#### WHAT TO PRODUCE
Copy each line of the records that contains the word "Titulo".

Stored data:
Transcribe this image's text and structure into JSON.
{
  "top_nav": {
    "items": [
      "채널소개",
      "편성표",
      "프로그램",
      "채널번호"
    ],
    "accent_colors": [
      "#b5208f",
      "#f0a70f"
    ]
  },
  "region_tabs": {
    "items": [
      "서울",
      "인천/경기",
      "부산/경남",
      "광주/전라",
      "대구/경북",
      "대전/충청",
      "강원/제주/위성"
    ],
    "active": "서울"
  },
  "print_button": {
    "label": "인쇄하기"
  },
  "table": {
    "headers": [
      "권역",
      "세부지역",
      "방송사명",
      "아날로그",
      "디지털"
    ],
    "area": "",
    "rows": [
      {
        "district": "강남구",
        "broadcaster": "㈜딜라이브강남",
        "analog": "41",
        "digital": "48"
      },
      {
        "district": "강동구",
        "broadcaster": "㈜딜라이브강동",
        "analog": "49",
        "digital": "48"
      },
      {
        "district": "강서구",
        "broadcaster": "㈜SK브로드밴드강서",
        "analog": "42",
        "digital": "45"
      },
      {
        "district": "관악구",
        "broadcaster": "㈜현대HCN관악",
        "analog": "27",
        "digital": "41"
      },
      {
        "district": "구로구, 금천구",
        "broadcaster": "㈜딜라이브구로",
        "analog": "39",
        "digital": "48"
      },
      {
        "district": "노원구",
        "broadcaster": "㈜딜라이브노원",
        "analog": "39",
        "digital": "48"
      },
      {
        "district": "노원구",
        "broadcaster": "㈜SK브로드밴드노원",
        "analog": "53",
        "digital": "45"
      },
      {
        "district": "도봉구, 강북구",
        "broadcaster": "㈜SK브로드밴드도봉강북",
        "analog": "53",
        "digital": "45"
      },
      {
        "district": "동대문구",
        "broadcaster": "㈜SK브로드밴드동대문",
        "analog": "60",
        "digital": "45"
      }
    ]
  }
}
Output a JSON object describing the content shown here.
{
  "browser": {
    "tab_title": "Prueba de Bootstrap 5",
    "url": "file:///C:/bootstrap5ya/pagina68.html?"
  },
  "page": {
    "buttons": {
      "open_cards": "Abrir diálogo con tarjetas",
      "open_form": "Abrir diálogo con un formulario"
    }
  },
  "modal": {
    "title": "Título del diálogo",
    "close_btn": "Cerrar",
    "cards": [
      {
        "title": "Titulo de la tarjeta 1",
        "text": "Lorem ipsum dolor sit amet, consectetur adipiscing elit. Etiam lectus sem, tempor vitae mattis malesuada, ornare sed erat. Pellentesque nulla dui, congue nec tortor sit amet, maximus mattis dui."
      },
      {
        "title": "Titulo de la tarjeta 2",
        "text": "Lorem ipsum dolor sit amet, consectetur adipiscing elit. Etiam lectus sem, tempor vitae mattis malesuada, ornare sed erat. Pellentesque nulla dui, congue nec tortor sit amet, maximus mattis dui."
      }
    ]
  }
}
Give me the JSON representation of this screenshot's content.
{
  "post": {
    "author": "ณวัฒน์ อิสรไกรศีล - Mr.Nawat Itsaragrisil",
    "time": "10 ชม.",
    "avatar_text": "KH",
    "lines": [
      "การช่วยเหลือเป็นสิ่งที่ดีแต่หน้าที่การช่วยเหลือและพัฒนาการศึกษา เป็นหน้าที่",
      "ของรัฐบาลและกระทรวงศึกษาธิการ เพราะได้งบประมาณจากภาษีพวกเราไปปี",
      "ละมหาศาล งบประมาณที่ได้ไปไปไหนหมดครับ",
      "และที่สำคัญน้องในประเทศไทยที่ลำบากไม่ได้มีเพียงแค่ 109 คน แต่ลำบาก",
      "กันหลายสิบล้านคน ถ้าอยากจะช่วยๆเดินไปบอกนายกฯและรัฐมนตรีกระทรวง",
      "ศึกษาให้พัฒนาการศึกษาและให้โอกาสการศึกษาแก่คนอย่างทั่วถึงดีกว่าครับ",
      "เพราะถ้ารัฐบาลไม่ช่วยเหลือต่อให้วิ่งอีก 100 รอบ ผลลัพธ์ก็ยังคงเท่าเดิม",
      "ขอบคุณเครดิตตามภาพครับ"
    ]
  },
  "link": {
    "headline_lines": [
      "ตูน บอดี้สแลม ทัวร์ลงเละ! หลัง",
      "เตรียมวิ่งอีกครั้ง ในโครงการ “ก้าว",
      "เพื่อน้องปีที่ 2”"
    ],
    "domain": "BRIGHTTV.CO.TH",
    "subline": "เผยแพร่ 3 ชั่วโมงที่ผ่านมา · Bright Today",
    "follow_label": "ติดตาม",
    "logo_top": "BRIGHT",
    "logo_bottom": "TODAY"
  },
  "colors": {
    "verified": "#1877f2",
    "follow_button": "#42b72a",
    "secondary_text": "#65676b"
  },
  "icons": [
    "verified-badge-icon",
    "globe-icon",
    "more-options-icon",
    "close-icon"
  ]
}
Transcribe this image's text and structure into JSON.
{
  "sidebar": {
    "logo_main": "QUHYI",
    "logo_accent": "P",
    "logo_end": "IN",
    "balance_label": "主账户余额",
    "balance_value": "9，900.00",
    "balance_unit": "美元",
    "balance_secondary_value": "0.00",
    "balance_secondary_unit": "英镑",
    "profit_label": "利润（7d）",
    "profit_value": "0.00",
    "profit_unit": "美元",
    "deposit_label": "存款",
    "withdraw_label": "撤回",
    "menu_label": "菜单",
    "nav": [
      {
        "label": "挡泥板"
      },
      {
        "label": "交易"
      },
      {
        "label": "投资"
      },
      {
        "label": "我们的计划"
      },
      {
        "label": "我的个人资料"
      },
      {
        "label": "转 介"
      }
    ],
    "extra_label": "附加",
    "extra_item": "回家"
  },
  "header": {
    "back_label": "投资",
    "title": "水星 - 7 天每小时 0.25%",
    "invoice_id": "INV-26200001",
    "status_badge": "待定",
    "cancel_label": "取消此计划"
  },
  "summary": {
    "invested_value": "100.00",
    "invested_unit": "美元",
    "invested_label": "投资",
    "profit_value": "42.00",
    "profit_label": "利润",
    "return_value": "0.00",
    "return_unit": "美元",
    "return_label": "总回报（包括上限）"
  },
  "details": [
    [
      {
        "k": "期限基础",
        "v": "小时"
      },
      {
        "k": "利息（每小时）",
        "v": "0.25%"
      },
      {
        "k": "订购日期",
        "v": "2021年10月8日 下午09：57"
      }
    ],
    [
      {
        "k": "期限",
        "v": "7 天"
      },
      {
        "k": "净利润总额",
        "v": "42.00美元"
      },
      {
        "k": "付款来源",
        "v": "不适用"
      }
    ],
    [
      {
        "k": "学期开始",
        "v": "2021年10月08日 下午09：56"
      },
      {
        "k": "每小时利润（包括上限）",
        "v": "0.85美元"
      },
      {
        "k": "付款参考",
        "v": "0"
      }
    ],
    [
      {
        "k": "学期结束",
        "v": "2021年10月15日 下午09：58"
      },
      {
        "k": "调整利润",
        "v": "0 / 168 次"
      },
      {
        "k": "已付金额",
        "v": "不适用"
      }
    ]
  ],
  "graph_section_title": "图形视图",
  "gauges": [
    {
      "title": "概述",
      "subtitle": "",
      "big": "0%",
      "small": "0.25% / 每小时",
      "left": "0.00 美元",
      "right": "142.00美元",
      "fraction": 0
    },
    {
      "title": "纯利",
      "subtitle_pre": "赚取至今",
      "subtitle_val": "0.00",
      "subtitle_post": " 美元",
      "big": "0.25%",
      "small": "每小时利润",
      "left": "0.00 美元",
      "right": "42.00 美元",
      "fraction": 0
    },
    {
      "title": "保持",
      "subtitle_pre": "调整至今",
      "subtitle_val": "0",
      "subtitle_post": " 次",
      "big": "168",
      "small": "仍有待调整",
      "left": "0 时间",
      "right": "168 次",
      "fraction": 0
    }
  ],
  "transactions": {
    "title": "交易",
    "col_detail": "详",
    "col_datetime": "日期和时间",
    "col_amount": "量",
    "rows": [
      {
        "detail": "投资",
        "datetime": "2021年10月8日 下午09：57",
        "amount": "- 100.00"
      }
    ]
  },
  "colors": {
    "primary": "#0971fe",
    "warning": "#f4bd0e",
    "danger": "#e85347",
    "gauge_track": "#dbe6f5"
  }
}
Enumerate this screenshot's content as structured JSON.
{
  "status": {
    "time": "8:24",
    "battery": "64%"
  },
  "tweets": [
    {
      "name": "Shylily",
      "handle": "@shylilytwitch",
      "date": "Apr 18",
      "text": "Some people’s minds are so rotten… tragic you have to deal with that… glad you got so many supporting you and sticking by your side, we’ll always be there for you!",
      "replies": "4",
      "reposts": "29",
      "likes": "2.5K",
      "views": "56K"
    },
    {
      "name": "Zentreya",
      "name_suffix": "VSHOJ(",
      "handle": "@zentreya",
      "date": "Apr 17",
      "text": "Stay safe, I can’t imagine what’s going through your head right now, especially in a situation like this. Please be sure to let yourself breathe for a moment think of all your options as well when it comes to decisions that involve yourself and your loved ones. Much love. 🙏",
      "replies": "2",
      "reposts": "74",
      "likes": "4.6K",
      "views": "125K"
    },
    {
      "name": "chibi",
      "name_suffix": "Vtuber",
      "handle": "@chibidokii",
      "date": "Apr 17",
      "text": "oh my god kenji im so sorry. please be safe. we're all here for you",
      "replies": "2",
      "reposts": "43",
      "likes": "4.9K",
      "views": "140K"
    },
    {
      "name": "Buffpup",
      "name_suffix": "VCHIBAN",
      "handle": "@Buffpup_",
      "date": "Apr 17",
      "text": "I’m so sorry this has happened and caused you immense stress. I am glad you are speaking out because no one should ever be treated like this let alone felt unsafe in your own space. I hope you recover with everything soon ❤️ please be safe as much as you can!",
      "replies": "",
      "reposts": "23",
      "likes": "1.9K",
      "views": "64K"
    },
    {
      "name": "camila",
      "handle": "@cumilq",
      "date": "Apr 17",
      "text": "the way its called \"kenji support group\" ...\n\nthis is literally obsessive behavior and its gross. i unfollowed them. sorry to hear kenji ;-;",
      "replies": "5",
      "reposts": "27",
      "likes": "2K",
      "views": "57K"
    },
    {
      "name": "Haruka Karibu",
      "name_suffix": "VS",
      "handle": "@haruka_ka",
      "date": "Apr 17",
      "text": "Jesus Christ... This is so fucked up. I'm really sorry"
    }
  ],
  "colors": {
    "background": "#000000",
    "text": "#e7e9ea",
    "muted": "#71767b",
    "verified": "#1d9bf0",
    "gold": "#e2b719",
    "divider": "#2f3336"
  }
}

#### THE SOLUTION
        "title": "Titulo de la tarjeta 1",
        "title": "Titulo de la tarjeta 2",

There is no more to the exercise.